Input records:
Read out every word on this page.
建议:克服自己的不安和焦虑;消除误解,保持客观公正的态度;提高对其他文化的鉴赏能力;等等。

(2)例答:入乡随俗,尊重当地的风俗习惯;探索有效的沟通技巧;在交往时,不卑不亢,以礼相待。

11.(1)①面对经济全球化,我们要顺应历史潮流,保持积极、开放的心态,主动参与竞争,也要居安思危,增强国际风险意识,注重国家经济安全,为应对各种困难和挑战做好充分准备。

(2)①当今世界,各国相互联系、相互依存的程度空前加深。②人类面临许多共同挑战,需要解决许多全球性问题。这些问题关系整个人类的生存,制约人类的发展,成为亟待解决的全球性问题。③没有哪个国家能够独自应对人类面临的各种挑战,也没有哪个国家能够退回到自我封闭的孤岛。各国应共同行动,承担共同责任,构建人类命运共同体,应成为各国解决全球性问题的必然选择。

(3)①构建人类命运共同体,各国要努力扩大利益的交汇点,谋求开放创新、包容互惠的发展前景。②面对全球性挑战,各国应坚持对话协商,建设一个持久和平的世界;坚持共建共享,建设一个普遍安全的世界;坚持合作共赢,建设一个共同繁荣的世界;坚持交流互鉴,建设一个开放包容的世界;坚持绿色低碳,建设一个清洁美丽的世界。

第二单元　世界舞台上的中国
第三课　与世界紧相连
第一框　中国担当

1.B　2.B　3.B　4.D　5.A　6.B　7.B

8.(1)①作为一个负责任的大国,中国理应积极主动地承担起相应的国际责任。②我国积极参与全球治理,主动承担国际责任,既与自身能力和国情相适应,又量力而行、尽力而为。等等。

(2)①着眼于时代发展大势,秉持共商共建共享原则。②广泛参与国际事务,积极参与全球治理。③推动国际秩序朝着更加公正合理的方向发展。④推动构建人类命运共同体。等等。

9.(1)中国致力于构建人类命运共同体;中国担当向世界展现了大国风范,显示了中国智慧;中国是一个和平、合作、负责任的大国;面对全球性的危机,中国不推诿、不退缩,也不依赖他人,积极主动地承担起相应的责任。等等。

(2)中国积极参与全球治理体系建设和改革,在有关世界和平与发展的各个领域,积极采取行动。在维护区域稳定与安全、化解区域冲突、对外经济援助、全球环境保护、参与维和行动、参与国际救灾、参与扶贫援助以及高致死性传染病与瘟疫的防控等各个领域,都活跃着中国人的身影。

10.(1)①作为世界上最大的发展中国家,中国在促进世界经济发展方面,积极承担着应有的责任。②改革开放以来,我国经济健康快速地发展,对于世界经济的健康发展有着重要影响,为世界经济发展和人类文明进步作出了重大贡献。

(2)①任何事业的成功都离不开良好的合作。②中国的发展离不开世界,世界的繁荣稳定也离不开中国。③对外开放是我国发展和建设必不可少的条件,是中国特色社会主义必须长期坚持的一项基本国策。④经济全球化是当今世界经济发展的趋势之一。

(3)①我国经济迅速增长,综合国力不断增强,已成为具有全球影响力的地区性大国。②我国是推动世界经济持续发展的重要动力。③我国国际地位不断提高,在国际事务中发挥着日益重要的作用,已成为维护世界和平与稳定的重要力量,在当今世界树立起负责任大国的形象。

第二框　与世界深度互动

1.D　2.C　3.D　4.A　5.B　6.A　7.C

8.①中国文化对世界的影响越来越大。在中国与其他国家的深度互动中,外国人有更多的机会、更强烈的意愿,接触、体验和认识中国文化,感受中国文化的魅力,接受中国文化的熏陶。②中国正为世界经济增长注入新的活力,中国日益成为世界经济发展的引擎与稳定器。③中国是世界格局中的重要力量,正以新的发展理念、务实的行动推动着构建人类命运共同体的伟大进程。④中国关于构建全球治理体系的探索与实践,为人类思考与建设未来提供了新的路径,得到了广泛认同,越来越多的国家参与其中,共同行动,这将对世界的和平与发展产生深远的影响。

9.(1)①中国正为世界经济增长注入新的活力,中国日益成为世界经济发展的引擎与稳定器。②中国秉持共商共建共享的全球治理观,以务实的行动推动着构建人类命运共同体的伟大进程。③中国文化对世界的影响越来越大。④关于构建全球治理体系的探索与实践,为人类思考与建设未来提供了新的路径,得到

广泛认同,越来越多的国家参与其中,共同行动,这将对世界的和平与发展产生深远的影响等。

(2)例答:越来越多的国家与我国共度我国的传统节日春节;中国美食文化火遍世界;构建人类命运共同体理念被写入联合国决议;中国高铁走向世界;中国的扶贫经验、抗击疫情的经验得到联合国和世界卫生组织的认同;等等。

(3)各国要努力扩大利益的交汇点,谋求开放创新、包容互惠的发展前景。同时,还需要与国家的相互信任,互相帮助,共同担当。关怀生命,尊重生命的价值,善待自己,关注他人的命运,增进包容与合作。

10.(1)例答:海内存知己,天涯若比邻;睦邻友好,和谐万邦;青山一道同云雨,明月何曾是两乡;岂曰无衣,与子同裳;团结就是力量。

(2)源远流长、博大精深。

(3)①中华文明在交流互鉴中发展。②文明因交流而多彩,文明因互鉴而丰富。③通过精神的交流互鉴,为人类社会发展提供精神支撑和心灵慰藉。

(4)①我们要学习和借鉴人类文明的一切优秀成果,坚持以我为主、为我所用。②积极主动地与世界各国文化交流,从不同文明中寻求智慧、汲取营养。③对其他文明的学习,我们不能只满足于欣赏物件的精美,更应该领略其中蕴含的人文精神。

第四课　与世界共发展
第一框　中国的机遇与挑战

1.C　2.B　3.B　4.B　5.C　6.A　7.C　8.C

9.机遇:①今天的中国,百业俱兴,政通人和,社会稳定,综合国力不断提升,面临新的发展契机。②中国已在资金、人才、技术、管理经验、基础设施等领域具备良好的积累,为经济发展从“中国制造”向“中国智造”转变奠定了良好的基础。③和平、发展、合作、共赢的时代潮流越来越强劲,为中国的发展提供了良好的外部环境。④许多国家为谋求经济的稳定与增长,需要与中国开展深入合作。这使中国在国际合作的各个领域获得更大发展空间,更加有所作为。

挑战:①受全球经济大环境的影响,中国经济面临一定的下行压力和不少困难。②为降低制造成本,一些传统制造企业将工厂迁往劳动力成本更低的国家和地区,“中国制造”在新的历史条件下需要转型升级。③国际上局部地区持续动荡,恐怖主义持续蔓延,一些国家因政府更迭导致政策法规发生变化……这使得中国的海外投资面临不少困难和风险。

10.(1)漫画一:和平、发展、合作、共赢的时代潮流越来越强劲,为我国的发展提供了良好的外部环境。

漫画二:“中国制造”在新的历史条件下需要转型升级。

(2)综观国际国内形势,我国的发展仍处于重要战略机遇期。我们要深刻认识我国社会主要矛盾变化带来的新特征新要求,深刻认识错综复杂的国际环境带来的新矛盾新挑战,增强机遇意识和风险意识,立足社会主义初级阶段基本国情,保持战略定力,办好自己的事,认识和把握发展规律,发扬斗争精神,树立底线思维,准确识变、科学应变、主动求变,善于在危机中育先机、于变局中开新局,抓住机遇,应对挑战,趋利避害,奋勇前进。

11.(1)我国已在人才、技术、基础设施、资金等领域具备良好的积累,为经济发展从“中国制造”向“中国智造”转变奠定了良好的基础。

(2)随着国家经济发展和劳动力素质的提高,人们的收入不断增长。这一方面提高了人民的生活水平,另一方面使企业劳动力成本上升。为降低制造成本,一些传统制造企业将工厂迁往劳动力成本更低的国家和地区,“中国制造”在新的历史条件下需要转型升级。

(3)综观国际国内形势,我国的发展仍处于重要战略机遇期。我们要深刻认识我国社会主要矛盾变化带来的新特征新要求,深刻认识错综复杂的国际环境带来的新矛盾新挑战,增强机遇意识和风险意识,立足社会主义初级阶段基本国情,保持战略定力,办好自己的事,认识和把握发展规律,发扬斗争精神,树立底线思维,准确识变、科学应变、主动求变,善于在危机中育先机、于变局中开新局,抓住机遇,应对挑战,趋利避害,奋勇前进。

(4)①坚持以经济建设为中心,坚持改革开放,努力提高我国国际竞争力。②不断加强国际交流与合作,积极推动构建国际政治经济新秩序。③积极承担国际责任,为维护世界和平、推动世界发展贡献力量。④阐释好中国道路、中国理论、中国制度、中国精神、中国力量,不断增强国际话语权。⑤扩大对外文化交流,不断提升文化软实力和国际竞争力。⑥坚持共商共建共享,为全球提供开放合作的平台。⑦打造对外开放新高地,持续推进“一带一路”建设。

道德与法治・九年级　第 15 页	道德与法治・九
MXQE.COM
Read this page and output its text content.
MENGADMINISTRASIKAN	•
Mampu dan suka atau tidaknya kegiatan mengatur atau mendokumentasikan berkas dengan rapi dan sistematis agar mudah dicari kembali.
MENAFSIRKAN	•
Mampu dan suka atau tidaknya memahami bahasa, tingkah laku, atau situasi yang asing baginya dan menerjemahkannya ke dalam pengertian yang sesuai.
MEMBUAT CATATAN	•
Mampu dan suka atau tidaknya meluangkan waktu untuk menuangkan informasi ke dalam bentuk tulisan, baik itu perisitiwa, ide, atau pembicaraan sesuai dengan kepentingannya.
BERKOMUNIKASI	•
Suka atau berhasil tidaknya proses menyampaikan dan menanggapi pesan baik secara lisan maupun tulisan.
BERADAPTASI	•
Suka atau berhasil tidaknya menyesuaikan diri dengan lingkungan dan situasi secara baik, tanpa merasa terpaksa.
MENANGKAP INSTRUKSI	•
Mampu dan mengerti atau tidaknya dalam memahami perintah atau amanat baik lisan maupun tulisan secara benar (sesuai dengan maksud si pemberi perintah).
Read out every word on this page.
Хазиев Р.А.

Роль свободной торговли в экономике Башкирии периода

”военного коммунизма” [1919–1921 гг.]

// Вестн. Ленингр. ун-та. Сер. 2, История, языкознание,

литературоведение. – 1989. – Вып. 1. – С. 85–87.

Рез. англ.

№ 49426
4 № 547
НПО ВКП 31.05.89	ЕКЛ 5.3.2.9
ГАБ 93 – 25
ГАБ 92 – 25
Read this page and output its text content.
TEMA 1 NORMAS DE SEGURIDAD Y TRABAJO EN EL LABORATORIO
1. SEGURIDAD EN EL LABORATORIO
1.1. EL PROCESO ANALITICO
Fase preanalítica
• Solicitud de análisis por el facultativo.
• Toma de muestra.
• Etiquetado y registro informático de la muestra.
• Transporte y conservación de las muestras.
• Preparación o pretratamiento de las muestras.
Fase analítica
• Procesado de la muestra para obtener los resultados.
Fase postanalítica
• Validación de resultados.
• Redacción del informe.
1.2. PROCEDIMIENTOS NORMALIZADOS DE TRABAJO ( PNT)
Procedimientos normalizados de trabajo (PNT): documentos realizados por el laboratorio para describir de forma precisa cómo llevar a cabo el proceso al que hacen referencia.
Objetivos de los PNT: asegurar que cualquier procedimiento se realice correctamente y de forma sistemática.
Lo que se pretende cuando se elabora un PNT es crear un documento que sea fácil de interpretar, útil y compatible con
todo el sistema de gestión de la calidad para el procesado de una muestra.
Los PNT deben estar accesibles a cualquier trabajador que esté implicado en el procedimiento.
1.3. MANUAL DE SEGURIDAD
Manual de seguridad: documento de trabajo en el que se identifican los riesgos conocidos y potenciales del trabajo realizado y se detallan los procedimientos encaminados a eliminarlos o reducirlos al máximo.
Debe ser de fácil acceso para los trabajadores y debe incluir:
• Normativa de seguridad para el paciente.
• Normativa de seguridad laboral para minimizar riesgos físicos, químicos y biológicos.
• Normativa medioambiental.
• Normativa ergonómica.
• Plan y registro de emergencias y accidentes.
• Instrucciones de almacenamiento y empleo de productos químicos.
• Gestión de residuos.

Exercise requirements:
From the listing above, pick out each line where the word "maupun" appears.

Response for this exercise:
Suka atau berhasil tidaknya proses menyampaikan dan menanggapi pesan baik secara lisan maupun tulisan.
Mampu dan mengerti atau tidaknya dalam memahami perintah atau amanat baik lisan maupun tulisan secara benar (sesuai dengan maksud si pemberi perintah).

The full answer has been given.